**TO BE DONE**: In the entries below, find every line with "ご質問の通り" and copy it.

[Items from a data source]
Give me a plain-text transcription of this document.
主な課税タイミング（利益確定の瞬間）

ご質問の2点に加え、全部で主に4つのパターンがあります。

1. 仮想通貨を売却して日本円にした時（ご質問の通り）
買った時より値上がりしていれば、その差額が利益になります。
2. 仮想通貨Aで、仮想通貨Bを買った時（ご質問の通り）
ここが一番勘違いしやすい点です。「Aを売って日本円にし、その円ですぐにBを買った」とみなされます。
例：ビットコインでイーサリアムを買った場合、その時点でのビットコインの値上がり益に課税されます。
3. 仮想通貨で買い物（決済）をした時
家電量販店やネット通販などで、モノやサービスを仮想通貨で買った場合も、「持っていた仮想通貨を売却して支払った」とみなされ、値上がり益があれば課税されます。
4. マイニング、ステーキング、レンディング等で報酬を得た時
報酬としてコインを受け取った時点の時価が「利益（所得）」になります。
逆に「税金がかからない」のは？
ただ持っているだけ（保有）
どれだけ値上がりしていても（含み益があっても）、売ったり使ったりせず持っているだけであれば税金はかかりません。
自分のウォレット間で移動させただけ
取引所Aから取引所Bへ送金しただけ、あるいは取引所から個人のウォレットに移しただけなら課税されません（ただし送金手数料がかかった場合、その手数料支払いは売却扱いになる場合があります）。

**OUTPUT BELOW**:
1. 仮想通貨を売却して日本円にした時（ご質問の通り）
2. 仮想通貨Aで、仮想通貨Bを買った時（ご質問の通り）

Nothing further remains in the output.